───── Records shown ─────

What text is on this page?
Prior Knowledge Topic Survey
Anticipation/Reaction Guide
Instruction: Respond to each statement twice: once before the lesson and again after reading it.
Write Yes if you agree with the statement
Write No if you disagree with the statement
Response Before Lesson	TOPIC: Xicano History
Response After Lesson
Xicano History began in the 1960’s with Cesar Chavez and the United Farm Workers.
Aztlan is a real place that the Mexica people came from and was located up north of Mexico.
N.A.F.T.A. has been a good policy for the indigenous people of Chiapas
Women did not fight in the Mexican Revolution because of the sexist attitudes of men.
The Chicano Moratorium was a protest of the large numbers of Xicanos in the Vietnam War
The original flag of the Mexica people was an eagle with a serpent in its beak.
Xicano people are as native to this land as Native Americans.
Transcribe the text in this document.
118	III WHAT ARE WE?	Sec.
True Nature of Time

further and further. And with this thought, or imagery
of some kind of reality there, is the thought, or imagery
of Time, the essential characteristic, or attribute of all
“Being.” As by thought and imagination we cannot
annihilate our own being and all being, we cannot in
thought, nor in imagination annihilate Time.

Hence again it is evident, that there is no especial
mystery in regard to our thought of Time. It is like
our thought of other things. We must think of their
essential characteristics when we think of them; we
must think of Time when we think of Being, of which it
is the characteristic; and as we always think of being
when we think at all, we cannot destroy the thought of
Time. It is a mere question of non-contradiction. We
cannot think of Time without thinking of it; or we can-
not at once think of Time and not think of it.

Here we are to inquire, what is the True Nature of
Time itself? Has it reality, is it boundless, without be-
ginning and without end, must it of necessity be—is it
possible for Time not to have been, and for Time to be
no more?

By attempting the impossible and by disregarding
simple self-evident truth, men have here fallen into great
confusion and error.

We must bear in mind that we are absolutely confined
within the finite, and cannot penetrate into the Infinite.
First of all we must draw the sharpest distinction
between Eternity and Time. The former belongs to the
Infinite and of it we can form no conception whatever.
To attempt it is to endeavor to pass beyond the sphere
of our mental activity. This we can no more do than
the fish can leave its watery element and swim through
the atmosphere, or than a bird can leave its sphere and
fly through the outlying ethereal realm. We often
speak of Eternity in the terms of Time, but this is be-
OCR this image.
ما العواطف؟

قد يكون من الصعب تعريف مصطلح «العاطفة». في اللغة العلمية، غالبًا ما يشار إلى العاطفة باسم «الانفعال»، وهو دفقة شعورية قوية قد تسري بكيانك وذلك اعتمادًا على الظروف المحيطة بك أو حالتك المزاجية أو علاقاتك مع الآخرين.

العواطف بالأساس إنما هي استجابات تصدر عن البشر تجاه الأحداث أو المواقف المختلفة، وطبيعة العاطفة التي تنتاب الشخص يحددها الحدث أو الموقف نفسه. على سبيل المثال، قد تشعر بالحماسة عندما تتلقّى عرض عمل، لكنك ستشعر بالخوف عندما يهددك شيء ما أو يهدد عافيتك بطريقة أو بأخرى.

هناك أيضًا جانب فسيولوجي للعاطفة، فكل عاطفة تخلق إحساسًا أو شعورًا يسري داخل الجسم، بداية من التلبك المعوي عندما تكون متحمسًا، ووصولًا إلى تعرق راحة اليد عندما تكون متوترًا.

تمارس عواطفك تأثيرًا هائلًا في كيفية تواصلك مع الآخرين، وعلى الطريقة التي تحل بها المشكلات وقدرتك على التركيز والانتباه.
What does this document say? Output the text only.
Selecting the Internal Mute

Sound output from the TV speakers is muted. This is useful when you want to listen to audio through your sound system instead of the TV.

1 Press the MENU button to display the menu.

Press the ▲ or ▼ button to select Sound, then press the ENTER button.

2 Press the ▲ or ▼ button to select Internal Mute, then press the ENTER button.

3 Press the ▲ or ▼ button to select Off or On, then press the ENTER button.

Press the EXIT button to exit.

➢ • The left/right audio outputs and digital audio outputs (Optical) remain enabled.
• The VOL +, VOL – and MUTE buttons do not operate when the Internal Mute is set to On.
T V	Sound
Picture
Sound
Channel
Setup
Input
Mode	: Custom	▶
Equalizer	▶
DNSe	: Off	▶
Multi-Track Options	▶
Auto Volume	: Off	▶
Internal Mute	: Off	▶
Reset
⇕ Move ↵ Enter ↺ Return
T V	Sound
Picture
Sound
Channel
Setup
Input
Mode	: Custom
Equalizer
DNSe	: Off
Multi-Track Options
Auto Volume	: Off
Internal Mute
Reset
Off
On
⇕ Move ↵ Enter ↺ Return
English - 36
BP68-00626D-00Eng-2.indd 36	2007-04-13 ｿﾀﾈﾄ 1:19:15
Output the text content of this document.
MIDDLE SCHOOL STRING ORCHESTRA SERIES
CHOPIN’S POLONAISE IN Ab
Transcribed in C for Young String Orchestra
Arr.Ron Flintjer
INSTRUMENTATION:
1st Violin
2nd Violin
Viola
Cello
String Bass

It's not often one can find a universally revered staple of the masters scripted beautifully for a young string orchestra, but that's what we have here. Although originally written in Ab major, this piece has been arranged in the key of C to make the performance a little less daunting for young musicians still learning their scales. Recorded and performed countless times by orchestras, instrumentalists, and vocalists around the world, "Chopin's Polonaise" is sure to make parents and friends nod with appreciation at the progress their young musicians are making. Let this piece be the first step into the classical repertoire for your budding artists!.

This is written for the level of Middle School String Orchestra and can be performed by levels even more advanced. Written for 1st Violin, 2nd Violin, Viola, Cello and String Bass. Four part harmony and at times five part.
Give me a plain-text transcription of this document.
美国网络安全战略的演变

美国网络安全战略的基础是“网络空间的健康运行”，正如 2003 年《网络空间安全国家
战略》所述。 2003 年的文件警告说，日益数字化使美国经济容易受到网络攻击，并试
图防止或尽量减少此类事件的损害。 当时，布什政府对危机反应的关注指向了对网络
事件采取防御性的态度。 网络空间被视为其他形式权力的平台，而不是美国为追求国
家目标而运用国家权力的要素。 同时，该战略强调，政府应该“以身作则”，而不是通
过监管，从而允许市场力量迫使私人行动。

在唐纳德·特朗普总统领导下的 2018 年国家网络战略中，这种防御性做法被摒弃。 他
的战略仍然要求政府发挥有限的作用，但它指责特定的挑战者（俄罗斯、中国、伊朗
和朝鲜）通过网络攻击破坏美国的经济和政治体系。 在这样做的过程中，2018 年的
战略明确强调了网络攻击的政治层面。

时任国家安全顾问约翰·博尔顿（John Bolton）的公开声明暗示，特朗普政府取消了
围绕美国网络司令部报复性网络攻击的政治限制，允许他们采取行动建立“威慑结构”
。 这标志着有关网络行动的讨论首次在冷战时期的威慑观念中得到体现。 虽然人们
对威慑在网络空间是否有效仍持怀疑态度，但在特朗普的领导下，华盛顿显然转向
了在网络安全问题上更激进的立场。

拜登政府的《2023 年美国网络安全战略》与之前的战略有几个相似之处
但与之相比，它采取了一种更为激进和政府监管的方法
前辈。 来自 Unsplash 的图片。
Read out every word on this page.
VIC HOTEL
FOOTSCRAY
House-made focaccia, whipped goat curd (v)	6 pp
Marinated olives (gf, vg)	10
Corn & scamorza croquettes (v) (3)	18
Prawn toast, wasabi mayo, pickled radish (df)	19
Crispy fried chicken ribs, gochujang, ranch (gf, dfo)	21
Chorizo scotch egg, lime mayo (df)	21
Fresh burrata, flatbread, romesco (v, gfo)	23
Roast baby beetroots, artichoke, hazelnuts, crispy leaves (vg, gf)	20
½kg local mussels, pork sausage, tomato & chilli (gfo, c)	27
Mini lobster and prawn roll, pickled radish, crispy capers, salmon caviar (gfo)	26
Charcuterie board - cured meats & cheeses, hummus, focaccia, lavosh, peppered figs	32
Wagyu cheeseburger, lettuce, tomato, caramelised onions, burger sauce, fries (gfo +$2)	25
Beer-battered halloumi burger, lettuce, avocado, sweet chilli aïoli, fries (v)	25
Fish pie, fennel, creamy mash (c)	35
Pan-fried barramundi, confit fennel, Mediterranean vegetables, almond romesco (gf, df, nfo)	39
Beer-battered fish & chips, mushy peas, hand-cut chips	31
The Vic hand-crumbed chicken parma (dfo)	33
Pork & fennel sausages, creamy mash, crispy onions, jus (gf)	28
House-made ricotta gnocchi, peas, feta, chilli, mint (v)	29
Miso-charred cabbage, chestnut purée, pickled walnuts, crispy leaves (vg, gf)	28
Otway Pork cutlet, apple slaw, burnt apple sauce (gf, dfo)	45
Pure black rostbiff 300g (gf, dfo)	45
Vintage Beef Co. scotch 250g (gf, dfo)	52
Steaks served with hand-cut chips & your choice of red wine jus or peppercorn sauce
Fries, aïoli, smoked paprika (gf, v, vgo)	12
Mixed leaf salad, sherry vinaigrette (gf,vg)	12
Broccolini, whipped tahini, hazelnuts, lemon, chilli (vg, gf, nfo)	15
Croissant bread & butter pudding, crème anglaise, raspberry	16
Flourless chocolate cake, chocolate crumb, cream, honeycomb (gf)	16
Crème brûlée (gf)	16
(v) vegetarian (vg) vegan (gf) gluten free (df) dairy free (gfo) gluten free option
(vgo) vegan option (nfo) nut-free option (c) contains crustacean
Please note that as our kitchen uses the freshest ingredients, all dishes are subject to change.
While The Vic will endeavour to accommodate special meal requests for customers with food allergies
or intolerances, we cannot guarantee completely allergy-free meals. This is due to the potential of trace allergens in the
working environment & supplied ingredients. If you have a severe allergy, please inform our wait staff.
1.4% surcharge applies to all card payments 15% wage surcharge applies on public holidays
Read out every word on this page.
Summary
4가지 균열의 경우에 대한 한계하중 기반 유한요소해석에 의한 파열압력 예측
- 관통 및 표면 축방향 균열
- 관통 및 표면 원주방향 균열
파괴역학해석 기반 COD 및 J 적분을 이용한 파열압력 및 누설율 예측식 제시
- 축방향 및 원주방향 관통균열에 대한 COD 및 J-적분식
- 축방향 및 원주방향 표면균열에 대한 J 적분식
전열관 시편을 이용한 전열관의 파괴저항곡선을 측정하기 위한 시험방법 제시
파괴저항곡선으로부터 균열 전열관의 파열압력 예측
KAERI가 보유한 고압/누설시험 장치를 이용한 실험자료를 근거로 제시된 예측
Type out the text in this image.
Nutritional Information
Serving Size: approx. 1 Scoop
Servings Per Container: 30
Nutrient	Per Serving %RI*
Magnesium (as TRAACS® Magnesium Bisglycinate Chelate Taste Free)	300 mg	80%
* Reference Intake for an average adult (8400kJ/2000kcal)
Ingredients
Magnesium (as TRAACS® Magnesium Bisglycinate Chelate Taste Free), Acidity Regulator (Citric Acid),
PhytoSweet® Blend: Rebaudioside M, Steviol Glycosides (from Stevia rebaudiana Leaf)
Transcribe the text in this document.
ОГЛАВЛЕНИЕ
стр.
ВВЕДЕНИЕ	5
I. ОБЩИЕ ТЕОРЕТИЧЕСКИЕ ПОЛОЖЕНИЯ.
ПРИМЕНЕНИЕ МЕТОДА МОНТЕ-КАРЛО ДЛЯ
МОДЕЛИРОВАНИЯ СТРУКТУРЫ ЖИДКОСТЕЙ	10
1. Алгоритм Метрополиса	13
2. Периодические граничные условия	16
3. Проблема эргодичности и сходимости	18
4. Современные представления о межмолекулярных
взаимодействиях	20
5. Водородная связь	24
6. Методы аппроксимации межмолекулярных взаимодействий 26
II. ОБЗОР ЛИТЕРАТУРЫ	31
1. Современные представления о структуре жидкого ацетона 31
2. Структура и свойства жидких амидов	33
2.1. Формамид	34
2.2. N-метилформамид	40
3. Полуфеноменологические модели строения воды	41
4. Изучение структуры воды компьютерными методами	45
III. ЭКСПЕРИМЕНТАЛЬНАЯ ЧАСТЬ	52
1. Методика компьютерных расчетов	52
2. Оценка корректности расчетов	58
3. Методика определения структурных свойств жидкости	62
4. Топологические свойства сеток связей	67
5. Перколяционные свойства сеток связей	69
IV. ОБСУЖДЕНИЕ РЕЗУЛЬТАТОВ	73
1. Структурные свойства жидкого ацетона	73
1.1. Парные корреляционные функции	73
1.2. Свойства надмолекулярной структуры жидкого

─────

What you are asked to do: From the listing above, pick out each line where the word "pickled" appears.

Complete answer:
Prawn toast, wasabi mayo, pickled radish (df)	19
Mini lobster and prawn roll, pickled radish, crispy capers, salmon caviar (gfo)	26
Miso-charred cabbage, chestnut purée, pickled walnuts, crispy leaves (vg, gf)	28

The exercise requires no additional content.